Note each line that includes the word "выполнения". Copy those lines.
---+---
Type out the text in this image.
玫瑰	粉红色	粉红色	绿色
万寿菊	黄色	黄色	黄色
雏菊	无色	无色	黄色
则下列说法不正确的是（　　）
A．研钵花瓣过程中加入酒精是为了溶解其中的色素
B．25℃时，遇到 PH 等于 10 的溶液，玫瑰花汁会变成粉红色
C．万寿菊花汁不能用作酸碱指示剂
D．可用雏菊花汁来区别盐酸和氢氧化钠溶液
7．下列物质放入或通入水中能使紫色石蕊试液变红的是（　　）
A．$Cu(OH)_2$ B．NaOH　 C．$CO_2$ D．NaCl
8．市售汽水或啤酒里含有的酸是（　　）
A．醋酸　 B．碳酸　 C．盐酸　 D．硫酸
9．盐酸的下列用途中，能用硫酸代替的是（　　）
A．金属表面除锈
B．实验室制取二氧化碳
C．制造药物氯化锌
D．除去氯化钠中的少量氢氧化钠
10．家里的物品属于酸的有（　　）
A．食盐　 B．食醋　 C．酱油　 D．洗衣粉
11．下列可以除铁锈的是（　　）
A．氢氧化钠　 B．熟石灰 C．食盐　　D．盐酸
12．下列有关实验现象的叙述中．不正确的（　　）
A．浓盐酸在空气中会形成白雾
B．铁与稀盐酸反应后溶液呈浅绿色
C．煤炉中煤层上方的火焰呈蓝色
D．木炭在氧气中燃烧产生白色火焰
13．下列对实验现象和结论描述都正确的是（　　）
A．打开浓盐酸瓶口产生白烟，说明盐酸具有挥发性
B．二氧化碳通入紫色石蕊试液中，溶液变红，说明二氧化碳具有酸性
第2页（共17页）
---+---
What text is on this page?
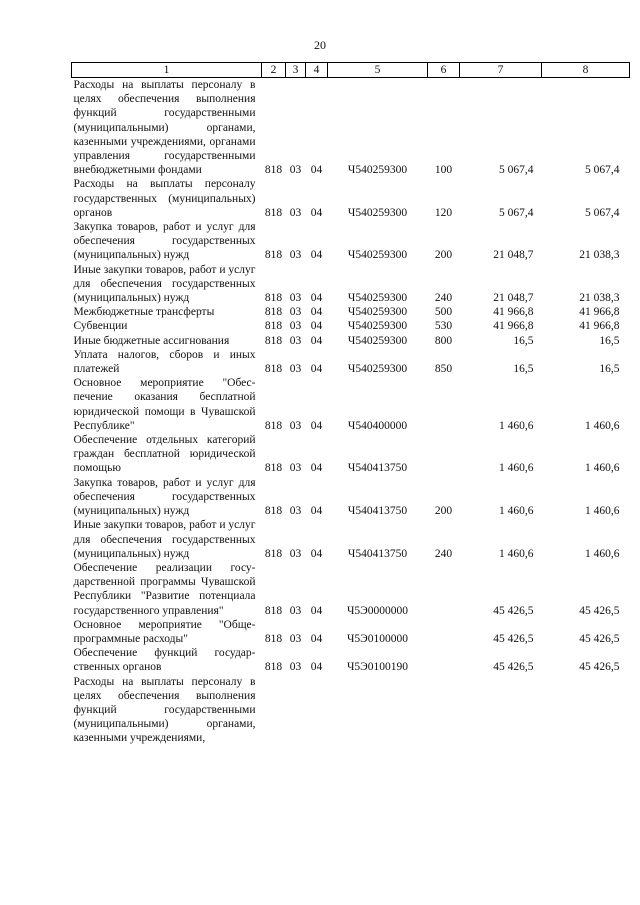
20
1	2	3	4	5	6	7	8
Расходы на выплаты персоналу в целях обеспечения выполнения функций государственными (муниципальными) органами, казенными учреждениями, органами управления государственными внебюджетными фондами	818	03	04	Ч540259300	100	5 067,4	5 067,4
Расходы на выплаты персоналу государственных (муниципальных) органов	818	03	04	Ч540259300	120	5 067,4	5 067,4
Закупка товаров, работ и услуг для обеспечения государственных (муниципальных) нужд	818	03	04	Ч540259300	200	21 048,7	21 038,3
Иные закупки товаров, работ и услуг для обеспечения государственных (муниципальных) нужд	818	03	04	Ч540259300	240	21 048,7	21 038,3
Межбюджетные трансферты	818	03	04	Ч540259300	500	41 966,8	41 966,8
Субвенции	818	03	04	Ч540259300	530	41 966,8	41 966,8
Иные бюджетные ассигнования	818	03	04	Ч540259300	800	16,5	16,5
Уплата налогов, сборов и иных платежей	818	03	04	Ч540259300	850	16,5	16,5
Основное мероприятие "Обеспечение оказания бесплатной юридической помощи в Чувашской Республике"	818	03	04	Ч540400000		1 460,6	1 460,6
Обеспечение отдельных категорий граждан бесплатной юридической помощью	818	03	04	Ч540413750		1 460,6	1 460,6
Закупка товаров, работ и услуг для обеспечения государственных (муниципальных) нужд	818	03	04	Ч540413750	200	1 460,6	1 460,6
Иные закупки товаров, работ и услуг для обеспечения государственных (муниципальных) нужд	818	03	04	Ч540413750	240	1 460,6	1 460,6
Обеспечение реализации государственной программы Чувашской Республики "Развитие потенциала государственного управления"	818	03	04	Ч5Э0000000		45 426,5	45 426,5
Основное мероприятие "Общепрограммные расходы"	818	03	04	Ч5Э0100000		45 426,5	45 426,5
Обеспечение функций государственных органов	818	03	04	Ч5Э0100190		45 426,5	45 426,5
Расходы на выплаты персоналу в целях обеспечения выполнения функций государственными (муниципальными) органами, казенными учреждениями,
---+---
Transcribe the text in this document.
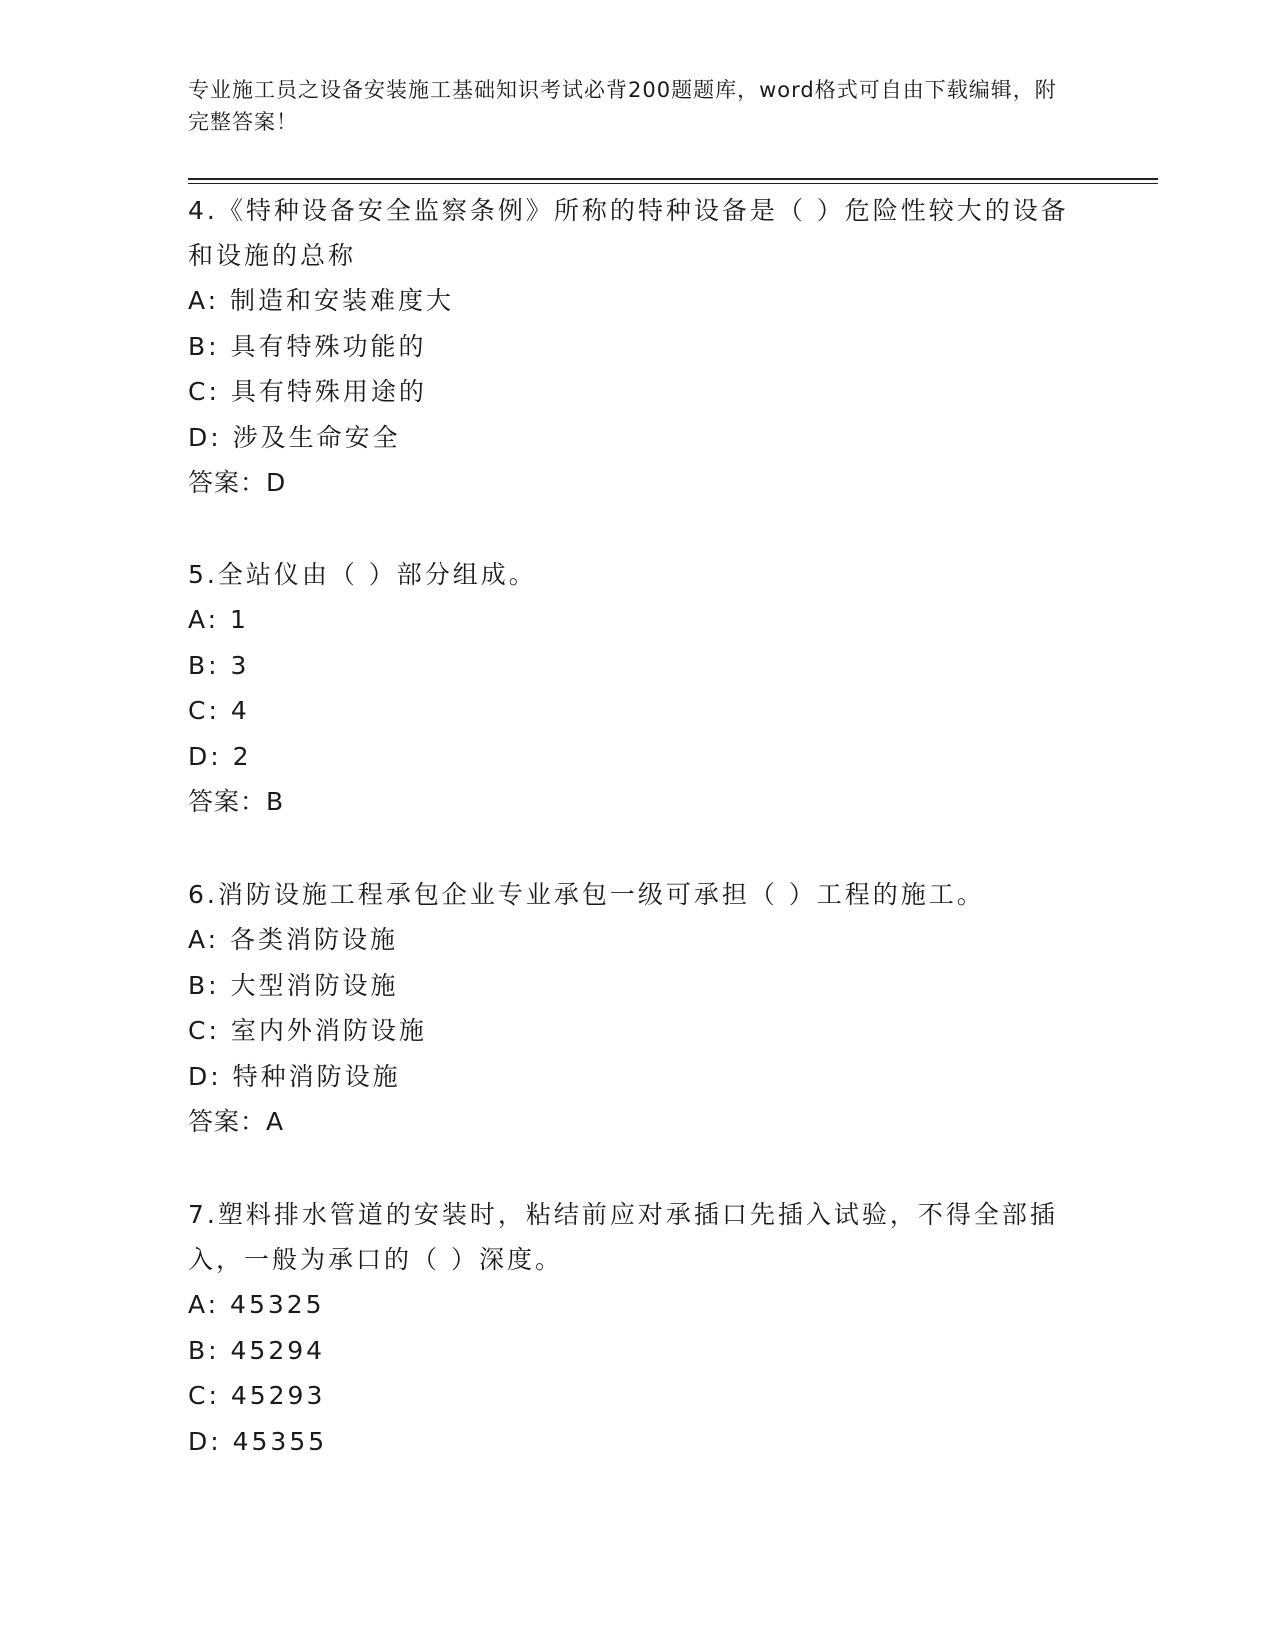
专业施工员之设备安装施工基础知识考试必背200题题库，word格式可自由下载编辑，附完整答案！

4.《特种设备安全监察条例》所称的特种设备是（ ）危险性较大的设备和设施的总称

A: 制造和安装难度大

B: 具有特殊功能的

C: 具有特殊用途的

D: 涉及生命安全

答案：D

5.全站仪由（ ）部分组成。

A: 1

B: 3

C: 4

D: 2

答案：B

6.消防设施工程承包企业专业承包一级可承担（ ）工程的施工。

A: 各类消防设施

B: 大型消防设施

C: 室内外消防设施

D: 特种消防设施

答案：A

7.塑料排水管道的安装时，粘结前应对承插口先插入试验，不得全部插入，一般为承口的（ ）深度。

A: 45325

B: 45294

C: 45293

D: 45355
---+---
> _Finished task_
Расходы на выплаты персоналу в целях обеспечения выполнения функций государственными (муниципальными) органами, казенными учреждениями, органами управления государственными внебюджетными фондами	818	03	04	Ч540259300	100	5 067,4	5 067,4
Расходы на выплаты персоналу в целях обеспечения выполнения функций государственными (муниципальными) органами, казенными учреждениями,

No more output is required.